Start

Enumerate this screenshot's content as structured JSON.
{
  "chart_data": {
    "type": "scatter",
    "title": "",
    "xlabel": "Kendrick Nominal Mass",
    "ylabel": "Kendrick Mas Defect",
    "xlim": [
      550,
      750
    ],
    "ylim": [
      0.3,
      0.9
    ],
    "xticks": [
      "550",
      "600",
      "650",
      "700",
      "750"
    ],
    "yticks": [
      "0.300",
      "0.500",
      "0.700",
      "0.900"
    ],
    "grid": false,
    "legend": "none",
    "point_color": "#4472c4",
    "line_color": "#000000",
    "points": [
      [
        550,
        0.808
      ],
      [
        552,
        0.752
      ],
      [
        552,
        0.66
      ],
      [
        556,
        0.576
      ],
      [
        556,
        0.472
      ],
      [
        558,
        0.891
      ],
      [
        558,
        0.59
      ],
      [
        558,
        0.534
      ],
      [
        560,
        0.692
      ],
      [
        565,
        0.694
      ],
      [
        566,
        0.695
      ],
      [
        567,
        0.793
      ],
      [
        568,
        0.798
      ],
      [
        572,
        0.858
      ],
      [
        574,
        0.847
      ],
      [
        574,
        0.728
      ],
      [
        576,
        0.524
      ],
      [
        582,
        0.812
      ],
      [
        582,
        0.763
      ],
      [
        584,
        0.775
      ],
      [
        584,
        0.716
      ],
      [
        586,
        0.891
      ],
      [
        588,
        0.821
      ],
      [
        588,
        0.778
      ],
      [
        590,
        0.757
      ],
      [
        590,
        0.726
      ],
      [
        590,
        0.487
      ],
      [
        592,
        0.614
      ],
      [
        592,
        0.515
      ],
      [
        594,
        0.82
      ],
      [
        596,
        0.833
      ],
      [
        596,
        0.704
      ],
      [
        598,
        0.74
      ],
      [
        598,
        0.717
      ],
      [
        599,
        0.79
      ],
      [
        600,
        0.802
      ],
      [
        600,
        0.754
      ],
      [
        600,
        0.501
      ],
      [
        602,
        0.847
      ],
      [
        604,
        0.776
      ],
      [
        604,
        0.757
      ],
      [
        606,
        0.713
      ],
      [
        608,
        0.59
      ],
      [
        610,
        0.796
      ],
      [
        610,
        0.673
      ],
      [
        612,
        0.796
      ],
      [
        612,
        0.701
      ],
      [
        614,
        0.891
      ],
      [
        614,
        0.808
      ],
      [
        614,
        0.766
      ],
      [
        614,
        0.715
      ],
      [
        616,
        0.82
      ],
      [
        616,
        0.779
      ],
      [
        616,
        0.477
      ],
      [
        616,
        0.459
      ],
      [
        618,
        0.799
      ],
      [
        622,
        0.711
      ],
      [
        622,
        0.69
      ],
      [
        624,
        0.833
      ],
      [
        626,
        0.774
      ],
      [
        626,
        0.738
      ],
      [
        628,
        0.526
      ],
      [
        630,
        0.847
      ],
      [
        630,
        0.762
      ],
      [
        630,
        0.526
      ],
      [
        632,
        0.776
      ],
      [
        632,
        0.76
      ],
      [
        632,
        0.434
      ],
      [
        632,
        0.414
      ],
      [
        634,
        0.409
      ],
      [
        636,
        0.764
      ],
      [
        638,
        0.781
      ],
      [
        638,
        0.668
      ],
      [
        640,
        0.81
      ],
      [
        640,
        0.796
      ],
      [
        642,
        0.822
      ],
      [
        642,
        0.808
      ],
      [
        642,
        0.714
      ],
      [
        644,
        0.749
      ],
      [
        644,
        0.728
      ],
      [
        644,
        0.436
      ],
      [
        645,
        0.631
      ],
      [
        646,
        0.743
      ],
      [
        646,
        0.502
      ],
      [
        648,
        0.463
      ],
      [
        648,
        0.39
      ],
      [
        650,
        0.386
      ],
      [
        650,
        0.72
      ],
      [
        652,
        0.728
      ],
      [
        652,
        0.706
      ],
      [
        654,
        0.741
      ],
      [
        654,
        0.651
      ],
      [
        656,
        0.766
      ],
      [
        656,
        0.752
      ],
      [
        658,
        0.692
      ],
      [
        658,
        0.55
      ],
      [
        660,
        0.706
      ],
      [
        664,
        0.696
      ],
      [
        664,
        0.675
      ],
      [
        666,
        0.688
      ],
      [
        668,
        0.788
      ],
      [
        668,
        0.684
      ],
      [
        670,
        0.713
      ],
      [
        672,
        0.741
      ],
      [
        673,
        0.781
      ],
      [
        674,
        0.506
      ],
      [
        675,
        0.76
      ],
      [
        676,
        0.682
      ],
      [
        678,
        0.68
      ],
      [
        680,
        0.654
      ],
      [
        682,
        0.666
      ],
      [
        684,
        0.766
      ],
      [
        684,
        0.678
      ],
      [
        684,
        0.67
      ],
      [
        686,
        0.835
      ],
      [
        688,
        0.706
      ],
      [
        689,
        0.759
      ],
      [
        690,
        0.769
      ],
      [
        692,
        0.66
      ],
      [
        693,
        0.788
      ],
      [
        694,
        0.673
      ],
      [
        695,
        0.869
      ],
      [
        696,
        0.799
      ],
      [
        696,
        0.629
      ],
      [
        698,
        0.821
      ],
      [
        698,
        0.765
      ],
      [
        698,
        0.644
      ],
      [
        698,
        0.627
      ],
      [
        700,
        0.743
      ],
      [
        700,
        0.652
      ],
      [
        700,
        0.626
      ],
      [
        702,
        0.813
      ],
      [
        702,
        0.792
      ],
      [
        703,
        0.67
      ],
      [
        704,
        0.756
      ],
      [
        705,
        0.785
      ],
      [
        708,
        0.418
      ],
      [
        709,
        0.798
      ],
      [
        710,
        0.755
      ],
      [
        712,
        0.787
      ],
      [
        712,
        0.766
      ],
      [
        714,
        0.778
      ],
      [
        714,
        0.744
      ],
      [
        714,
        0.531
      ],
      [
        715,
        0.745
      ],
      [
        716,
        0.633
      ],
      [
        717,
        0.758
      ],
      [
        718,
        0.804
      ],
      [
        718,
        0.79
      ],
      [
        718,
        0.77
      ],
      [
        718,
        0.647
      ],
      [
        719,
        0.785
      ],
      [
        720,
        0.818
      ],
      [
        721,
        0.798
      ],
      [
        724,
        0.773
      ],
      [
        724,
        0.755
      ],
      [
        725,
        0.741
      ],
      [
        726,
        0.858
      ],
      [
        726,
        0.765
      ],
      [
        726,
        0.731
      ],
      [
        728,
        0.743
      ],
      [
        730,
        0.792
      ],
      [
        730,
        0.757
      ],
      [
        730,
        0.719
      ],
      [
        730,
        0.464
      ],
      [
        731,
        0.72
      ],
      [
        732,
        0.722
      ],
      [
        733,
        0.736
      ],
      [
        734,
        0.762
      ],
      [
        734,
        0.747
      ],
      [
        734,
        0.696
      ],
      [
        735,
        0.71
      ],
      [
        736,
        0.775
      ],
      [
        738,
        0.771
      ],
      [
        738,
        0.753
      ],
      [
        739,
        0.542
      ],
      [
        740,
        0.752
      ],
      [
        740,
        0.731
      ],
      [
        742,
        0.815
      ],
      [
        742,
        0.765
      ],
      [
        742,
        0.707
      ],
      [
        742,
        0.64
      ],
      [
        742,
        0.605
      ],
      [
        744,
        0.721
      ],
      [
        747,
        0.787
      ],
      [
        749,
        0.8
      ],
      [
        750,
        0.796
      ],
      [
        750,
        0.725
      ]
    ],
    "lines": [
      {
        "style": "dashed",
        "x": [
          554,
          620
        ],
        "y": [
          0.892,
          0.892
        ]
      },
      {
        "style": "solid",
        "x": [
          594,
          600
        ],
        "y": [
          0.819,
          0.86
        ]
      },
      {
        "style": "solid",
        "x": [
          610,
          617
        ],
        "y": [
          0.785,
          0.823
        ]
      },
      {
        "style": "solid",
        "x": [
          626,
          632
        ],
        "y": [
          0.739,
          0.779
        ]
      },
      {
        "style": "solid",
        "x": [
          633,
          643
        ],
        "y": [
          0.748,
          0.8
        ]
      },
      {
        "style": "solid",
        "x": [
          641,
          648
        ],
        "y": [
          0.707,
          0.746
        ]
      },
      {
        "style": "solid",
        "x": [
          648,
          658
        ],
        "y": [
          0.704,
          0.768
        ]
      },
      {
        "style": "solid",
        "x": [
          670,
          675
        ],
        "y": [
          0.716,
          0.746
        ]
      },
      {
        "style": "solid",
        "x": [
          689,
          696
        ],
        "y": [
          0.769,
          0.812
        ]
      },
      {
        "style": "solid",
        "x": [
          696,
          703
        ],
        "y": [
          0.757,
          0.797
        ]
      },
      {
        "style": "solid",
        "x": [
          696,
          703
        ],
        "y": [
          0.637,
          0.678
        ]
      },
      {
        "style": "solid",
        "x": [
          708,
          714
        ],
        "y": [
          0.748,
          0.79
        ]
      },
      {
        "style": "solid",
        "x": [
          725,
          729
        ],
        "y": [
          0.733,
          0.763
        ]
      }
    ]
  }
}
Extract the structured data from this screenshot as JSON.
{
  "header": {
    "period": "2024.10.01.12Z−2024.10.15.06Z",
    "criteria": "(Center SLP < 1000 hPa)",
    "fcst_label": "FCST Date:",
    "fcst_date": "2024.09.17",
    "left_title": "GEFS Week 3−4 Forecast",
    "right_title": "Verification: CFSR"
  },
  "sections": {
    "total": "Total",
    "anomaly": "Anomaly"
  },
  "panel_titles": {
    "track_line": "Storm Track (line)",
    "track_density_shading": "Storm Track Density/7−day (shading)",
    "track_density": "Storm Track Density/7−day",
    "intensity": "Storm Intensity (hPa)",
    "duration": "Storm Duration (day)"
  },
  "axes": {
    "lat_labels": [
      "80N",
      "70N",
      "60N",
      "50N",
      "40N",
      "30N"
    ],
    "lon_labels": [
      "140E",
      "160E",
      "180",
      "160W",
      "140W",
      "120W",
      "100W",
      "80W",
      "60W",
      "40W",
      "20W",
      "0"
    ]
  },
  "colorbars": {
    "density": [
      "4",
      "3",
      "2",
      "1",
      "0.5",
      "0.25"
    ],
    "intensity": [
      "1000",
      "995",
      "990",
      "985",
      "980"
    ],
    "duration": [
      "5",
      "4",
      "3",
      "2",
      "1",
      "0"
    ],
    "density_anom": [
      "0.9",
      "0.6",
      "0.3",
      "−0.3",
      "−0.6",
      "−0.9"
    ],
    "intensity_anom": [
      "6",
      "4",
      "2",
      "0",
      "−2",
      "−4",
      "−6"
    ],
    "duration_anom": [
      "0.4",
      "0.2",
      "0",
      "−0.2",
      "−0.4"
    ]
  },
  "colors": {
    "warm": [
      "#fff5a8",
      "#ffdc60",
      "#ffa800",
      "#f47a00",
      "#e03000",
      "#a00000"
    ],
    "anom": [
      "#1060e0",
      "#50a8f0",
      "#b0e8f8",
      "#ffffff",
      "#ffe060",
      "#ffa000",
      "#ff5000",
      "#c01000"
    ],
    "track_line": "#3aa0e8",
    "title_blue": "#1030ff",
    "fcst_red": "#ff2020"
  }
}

End

§ WRITTEN INSTRUCTION
From the material above, copy each line that includes the word "Kendrick".

§ RESPONSE TO THIS TASK
    "xlabel": "Kendrick Nominal Mass",
    "ylabel": "Kendrick Mas Defect",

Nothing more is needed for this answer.